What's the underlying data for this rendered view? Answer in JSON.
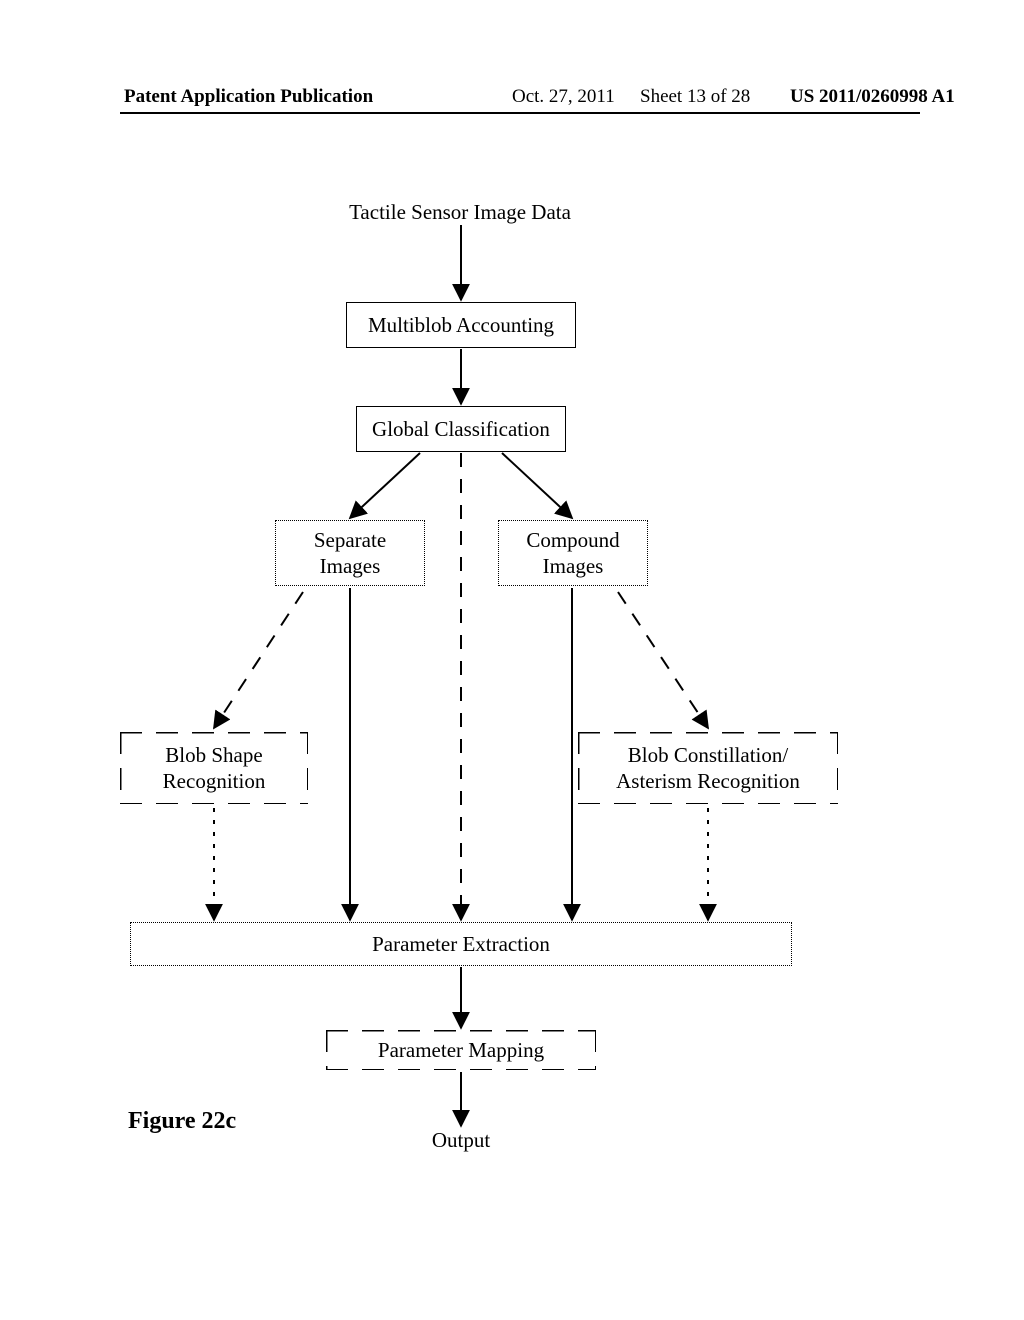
{
  "header": {
    "left": "Patent Application Publication",
    "date": "Oct. 27, 2011",
    "sheet": "Sheet 13 of 28",
    "pubno": "US 2011/0260998 A1"
  },
  "diagram": {
    "input_label": "Tactile Sensor Image Data",
    "multiblob": "Multiblob Accounting",
    "global_class": "Global Classification",
    "sep_images": "Separate\nImages",
    "comp_images": "Compound\nImages",
    "blob_shape": "Blob Shape\nRecognition",
    "blob_const": "Blob Constillation/\nAsterism Recognition",
    "param_extract": "Parameter Extraction",
    "param_map": "Parameter Mapping",
    "output_label": "Output",
    "figure_label": "Figure 22c"
  }
}
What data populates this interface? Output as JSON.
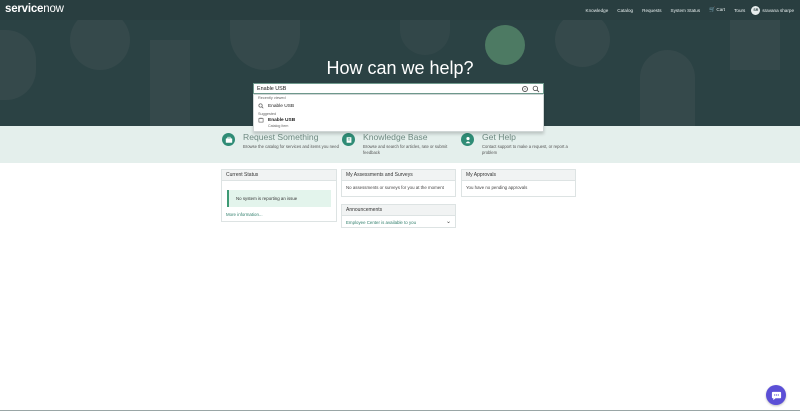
{
  "header": {
    "logo_main": "service",
    "logo_tail": "now",
    "nav": [
      {
        "label": "Knowledge"
      },
      {
        "label": "Catalog"
      },
      {
        "label": "Requests"
      },
      {
        "label": "System Status"
      }
    ],
    "cart_label": "Cart",
    "tours_label": "Tours",
    "avatar_initials": "SR",
    "user_name": "sravana sharpe"
  },
  "hero": {
    "title": "How can we help?"
  },
  "search": {
    "value": "Enable USB",
    "recent_heading": "Recently viewed",
    "recent_item": "Enable USB",
    "suggested_heading": "Suggested",
    "suggested_item": "Enable USB",
    "suggested_sub": "Catalog Item"
  },
  "features": [
    {
      "title": "Request Something",
      "desc": "Browse the catalog for services and items you need",
      "icon": "briefcase-icon"
    },
    {
      "title": "Knowledge Base",
      "desc": "Browse and search for articles, rate or submit feedback",
      "icon": "book-icon"
    },
    {
      "title": "Get Help",
      "desc": "Contact support to make a request, or report a problem",
      "icon": "support-icon"
    }
  ],
  "widgets": {
    "current_status": {
      "title": "Current Status",
      "message": "No system is reporting an issue",
      "link": "More information..."
    },
    "assessments": {
      "title": "My Assessments and Surveys",
      "message": "No assessments or surveys for you at the moment"
    },
    "approvals": {
      "title": "My Approvals",
      "message": "You have no pending approvals"
    },
    "announcements": {
      "title": "Announcements",
      "item": "Employee Center is available to you"
    }
  },
  "colors": {
    "header_bg": "#293e40",
    "hero_bg": "#2b4244",
    "accent": "#2f8c76",
    "chat": "#5b4fd6"
  }
}
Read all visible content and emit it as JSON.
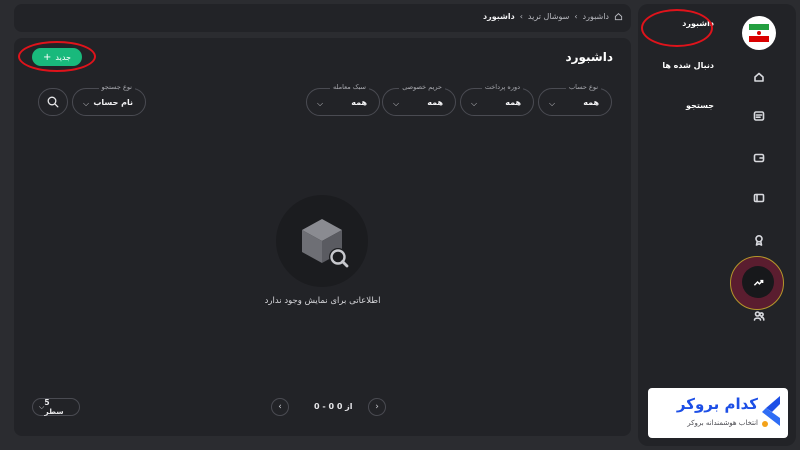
{
  "breadcrumb": {
    "items": [
      "داشبورد",
      "سوشال ترید",
      "داشبورد"
    ],
    "separator": "›"
  },
  "main": {
    "title": "داشبورد",
    "new_button": {
      "label": "جدید",
      "icon": "plus-icon"
    },
    "filters": [
      {
        "label": "نوع حساب",
        "value": "همه"
      },
      {
        "label": "دوره پرداخت",
        "value": "همه"
      },
      {
        "label": "حریم خصوصی",
        "value": "همه"
      },
      {
        "label": "سبک معامله",
        "value": "همه"
      }
    ],
    "search_type": {
      "label": "نوع جستجو",
      "value": "نام حساب"
    },
    "empty": {
      "message": "اطلاعاتی برای نمایش وجود ندارد",
      "icon": "empty-box-search-icon"
    },
    "pagination": {
      "range": "0 - 0 از 0",
      "rows_per_page": "5 سطر"
    }
  },
  "sidebar": {
    "items": [
      {
        "label": "داشبورد",
        "active": true
      },
      {
        "label": "دنبال شده ها"
      },
      {
        "label": "جستجو"
      }
    ],
    "rail_icons": [
      "home-icon",
      "message-icon",
      "wallet-icon",
      "ticket-icon",
      "award-icon",
      "trending-up-icon",
      "users-icon"
    ]
  },
  "brand": {
    "name": "کدام بروکر",
    "tagline": "انتخاب هوشمندانه بروکر"
  },
  "colors": {
    "accent": "#19b97c",
    "highlight": "#e0131b",
    "brand": "#1d4fe6"
  }
}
* * *
### Stated task
Reproduce the whole listing exactly, but not the images in it.

### Solution
What's the underlying data for this rendered view? Answer in JSON.
{
  "header": {
    "left": "Patent Application Publication",
    "date": "Oct. 27, 2011",
    "sheet": "Sheet 13 of 28",
    "pubno": "US 2011/0260998 A1"
  },
  "diagram": {
    "input_label": "Tactile Sensor Image Data",
    "multiblob": "Multiblob Accounting",
    "global_class": "Global Classification",
    "sep_images": "Separate\nImages",
    "comp_images": "Compound\nImages",
    "blob_shape": "Blob Shape\nRecognition",
    "blob_const": "Blob Constillation/\nAsterism Recognition",
    "param_extract": "Parameter Extraction",
    "param_map": "Parameter Mapping",
    "output_label": "Output",
    "figure_label": "Figure 22c"
  }
}
What data populates this interface? Output as JSON.
{
  "header": {
    "logo_main": "service",
    "logo_tail": "now",
    "nav": [
      {
        "label": "Knowledge"
      },
      {
        "label": "Catalog"
      },
      {
        "label": "Requests"
      },
      {
        "label": "System Status"
      }
    ],
    "cart_label": "Cart",
    "tours_label": "Tours",
    "avatar_initials": "SR",
    "user_name": "sravana sharpe"
  },
  "hero": {
    "title": "How can we help?"
  },
  "search": {
    "value": "Enable USB",
    "recent_heading": "Recently viewed",
    "recent_item": "Enable USB",
    "suggested_heading": "Suggested",
    "suggested_item": "Enable USB",
    "suggested_sub": "Catalog Item"
  },
  "features": [
    {
      "title": "Request Something",
      "desc": "Browse the catalog for services and items you need",
      "icon": "briefcase-icon"
    },
    {
      "title": "Knowledge Base",
      "desc": "Browse and search for articles, rate or submit feedback",
      "icon": "book-icon"
    },
    {
      "title": "Get Help",
      "desc": "Contact support to make a request, or report a problem",
      "icon": "support-icon"
    }
  ],
  "widgets": {
    "current_status": {
      "title": "Current Status",
      "message": "No system is reporting an issue",
      "link": "More information..."
    },
    "assessments": {
      "title": "My Assessments and Surveys",
      "message": "No assessments or surveys for you at the moment"
    },
    "approvals": {
      "title": "My Approvals",
      "message": "You have no pending approvals"
    },
    "announcements": {
      "title": "Announcements",
      "item": "Employee Center is available to you"
    }
  },
  "colors": {
    "header_bg": "#293e40",
    "hero_bg": "#2b4244",
    "accent": "#2f8c76",
    "chat": "#5b4fd6"
  }
}
Read all visible content and emit it as JSON.
{
  "breadcrumb": {
    "items": [
      "داشبورد",
      "سوشال ترید",
      "داشبورد"
    ],
    "separator": "›"
  },
  "main": {
    "title": "داشبورد",
    "new_button": {
      "label": "جدید",
      "icon": "plus-icon"
    },
    "filters": [
      {
        "label": "نوع حساب",
        "value": "همه"
      },
      {
        "label": "دوره پرداخت",
        "value": "همه"
      },
      {
        "label": "حریم خصوصی",
        "value": "همه"
      },
      {
        "label": "سبک معامله",
        "value": "همه"
      }
    ],
    "search_type": {
      "label": "نوع جستجو",
      "value": "نام حساب"
    },
    "empty": {
      "message": "اطلاعاتی برای نمایش وجود ندارد",
      "icon": "empty-box-search-icon"
    },
    "pagination": {
      "range": "0 - 0 از 0",
      "rows_per_page": "5 سطر"
    }
  },
  "sidebar": {
    "items": [
      {
        "label": "داشبورد",
        "active": true
      },
      {
        "label": "دنبال شده ها"
      },
      {
        "label": "جستجو"
      }
    ],
    "rail_icons": [
      "home-icon",
      "message-icon",
      "wallet-icon",
      "ticket-icon",
      "award-icon",
      "trending-up-icon",
      "users-icon"
    ]
  },
  "brand": {
    "name": "کدام بروکر",
    "tagline": "انتخاب هوشمندانه بروکر"
  },
  "colors": {
    "accent": "#19b97c",
    "highlight": "#e0131b",
    "brand": "#1d4fe6"
  }
}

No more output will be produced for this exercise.